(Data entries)
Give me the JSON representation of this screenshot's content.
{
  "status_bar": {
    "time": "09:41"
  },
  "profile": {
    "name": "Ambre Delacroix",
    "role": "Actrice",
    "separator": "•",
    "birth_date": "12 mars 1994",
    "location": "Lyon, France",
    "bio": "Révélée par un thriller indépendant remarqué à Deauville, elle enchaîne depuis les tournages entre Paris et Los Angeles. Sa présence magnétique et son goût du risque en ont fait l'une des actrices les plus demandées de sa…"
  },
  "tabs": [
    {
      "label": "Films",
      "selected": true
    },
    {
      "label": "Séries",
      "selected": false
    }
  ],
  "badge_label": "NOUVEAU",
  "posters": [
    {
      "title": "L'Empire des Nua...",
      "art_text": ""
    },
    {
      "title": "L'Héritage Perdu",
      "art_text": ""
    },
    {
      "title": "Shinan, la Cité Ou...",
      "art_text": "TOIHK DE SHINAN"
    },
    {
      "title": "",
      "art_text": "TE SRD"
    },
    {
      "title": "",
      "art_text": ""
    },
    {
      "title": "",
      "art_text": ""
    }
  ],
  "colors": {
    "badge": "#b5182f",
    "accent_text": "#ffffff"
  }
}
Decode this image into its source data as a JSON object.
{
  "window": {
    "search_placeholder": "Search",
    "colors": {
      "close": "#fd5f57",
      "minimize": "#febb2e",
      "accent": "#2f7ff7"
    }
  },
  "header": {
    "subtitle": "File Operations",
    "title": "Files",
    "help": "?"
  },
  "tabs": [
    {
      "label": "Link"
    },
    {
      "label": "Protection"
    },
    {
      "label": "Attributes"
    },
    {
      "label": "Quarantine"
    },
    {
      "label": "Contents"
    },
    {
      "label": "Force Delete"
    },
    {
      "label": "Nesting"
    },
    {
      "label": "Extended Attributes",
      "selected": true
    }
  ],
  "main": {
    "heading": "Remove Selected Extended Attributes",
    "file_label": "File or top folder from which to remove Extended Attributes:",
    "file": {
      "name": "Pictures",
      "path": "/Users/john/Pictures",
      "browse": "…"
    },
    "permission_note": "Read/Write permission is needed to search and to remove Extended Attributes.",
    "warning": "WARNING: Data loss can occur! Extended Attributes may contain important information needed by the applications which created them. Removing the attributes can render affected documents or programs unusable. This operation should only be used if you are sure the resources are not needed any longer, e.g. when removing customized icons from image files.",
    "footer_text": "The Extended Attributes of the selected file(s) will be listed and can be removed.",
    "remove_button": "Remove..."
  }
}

▶ _What the exercise asks_:
Transcribe the data above in full, exactly.

▶ _Answer to this problem_:
Give me the JSON representation of this screenshot's content.
{
  "status_bar": {
    "time": "09:41"
  },
  "profile": {
    "name": "Ambre Delacroix",
    "role": "Actrice",
    "separator": "•",
    "birth_date": "12 mars 1994",
    "location": "Lyon, France",
    "bio": "Révélée par un thriller indépendant remarqué à Deauville, elle enchaîne depuis les tournages entre Paris et Los Angeles. Sa présence magnétique et son goût du risque en ont fait l'une des actrices les plus demandées de sa…"
  },
  "tabs": [
    {
      "label": "Films",
      "selected": true
    },
    {
      "label": "Séries",
      "selected": false
    }
  ],
  "badge_label": "NOUVEAU",
  "posters": [
    {
      "title": "L'Empire des Nua...",
      "art_text": ""
    },
    {
      "title": "L'Héritage Perdu",
      "art_text": ""
    },
    {
      "title": "Shinan, la Cité Ou...",
      "art_text": "TOIHK DE SHINAN"
    },
    {
      "title": "",
      "art_text": "TE SRD"
    },
    {
      "title": "",
      "art_text": ""
    },
    {
      "title": "",
      "art_text": ""
    }
  ],
  "colors": {
    "badge": "#b5182f",
    "accent_text": "#ffffff"
  }
}
Decode this image into its source data as a JSON object.
{
  "window": {
    "search_placeholder": "Search",
    "colors": {
      "close": "#fd5f57",
      "minimize": "#febb2e",
      "accent": "#2f7ff7"
    }
  },
  "header": {
    "subtitle": "File Operations",
    "title": "Files",
    "help": "?"
  },
  "tabs": [
    {
      "label": "Link"
    },
    {
      "label": "Protection"
    },
    {
      "label": "Attributes"
    },
    {
      "label": "Quarantine"
    },
    {
      "label": "Contents"
    },
    {
      "label": "Force Delete"
    },
    {
      "label": "Nesting"
    },
    {
      "label": "Extended Attributes",
      "selected": true
    }
  ],
  "main": {
    "heading": "Remove Selected Extended Attributes",
    "file_label": "File or top folder from which to remove Extended Attributes:",
    "file": {
      "name": "Pictures",
      "path": "/Users/john/Pictures",
      "browse": "…"
    },
    "permission_note": "Read/Write permission is needed to search and to remove Extended Attributes.",
    "warning": "WARNING: Data loss can occur! Extended Attributes may contain important information needed by the applications which created them. Removing the attributes can render affected documents or programs unusable. This operation should only be used if you are sure the resources are not needed any longer, e.g. when removing customized icons from image files.",
    "footer_text": "The Extended Attributes of the selected file(s) will be listed and can be removed.",
    "remove_button": "Remove..."
  }
}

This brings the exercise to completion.